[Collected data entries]
============

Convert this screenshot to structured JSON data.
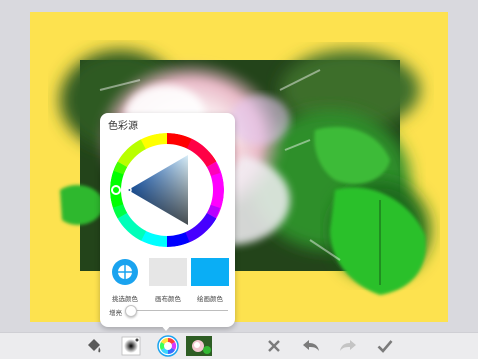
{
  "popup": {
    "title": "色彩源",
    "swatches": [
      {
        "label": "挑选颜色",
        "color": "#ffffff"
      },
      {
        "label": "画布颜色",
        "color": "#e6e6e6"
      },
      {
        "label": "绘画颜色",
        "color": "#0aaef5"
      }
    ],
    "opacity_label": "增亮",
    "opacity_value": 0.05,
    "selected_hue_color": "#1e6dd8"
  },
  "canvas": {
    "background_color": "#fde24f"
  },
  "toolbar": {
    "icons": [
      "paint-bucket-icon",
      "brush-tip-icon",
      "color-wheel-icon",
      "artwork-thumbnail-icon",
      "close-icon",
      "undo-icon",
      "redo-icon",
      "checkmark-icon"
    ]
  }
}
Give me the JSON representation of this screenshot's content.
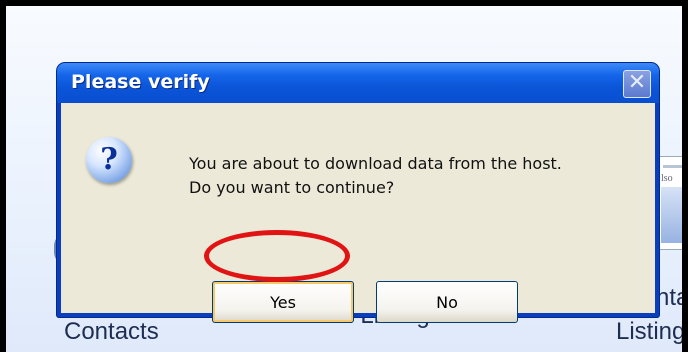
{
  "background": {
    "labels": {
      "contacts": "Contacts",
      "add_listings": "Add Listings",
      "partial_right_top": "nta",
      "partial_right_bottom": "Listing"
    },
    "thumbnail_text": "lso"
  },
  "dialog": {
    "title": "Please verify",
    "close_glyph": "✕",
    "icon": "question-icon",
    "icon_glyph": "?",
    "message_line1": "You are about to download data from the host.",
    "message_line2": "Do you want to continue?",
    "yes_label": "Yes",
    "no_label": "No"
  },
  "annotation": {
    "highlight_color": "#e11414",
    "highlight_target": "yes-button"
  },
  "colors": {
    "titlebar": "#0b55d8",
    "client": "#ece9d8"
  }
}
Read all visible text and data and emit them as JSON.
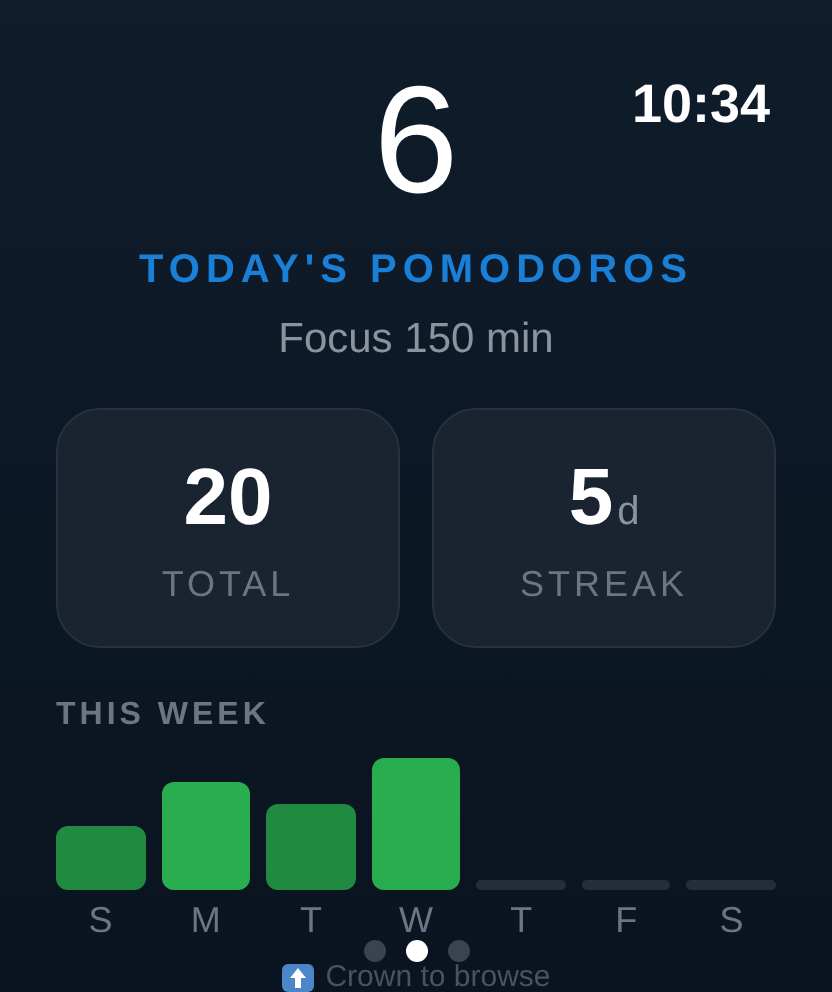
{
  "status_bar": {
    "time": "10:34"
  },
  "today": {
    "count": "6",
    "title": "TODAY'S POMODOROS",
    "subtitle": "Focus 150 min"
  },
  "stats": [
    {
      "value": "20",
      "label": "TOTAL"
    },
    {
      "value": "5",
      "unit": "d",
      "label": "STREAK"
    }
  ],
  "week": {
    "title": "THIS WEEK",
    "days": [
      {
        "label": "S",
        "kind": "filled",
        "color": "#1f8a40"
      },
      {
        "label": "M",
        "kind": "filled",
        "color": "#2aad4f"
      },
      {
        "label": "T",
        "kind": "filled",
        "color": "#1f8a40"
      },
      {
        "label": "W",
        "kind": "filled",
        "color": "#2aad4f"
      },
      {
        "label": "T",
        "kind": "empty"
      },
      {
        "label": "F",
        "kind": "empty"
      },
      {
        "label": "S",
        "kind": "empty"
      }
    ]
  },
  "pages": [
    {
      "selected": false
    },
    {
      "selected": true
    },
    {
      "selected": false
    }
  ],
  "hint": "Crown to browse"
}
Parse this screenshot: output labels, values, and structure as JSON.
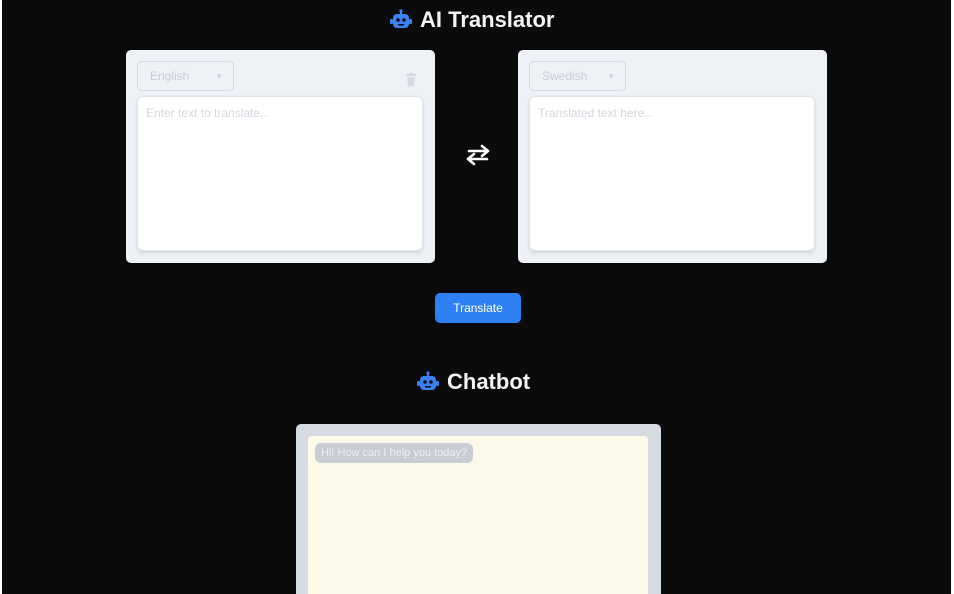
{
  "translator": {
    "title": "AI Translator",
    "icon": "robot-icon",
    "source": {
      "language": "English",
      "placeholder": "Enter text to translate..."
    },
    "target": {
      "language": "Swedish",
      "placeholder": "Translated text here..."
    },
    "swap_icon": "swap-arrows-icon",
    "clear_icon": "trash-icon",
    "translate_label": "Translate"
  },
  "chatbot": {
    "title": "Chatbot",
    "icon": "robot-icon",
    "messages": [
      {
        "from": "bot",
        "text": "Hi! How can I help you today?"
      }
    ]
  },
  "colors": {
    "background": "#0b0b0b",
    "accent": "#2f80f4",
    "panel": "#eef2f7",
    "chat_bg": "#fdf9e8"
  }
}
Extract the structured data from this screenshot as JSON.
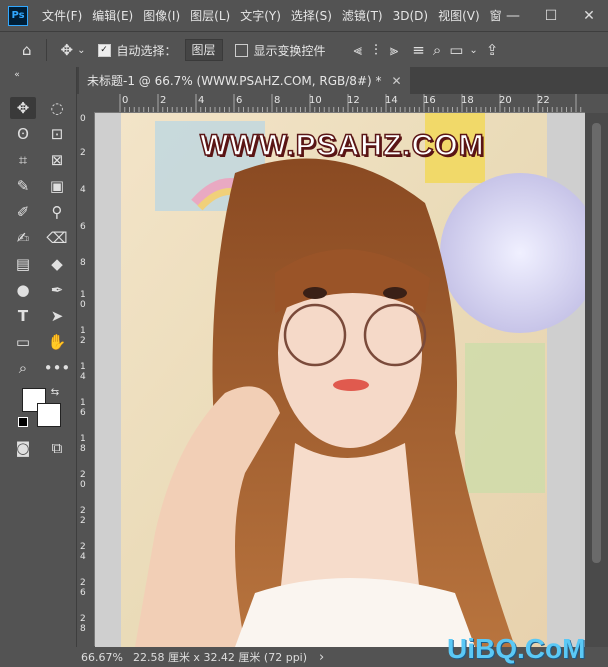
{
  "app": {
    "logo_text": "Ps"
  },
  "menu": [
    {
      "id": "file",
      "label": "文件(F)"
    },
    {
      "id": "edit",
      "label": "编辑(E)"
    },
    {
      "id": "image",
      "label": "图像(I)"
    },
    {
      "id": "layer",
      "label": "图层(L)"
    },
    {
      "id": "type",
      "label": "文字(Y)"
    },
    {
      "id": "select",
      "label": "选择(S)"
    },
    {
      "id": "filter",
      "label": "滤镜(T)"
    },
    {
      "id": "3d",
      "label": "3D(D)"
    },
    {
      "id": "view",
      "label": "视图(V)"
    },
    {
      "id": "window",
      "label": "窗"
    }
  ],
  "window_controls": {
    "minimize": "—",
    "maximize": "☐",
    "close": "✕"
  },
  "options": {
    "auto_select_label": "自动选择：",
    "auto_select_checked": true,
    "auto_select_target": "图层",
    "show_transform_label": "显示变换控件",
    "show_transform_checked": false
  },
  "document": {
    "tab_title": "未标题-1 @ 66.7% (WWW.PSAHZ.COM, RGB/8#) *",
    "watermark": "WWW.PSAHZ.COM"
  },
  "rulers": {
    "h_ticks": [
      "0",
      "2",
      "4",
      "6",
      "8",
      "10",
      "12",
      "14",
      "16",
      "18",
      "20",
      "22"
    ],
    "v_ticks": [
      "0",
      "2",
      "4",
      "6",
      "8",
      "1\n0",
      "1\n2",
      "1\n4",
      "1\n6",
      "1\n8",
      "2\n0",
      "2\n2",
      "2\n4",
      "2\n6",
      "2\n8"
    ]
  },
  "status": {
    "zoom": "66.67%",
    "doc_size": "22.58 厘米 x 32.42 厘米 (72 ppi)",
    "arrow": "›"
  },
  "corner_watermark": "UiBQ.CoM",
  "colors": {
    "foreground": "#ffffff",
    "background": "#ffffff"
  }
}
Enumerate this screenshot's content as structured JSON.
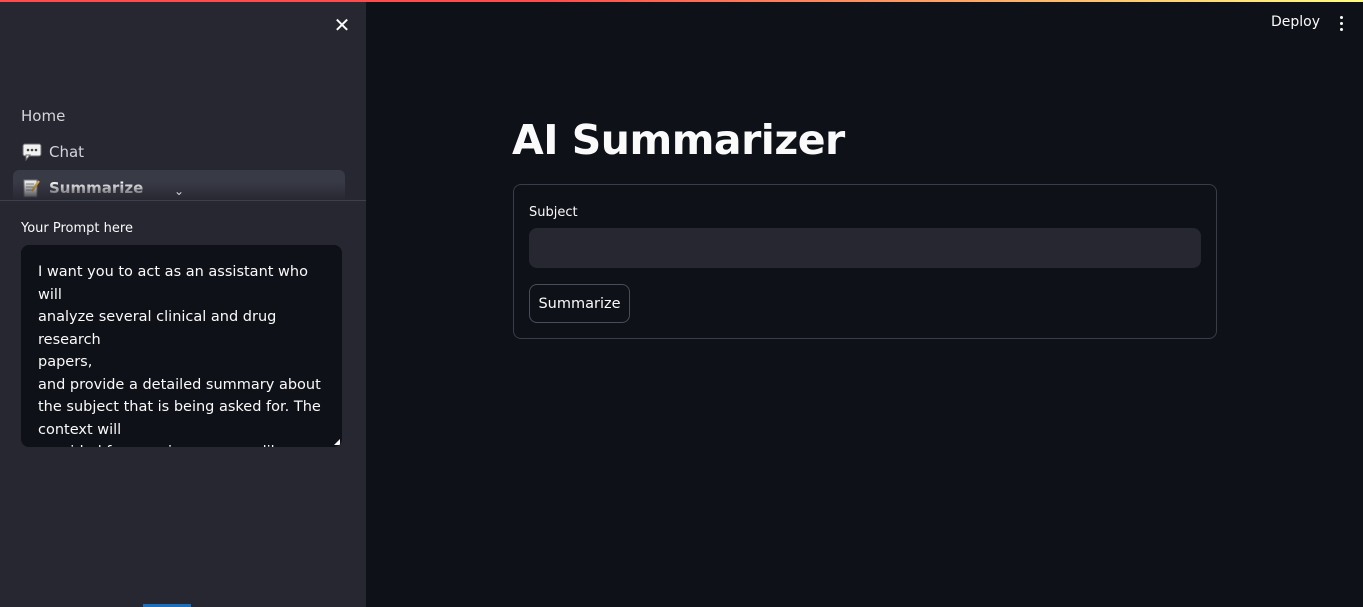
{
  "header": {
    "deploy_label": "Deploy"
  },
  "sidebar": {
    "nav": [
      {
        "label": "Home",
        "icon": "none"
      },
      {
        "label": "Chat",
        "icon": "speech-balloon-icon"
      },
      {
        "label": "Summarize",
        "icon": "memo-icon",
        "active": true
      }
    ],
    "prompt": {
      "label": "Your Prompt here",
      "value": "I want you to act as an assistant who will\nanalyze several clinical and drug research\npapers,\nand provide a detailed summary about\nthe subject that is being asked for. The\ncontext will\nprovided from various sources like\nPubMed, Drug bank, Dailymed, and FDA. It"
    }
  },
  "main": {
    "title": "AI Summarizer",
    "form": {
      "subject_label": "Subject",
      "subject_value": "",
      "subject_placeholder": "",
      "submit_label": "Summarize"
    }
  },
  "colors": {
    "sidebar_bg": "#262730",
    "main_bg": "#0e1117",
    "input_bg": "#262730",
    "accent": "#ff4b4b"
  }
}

============

**WHAT YOU HAVE TO DO**:
Return all lines of the material above in which the word "content" occurs.

**REPLY TO THE TASK**:
Give me the JSON representation of this screenshot's content.
Enumerate this screenshot's content as structured JSON.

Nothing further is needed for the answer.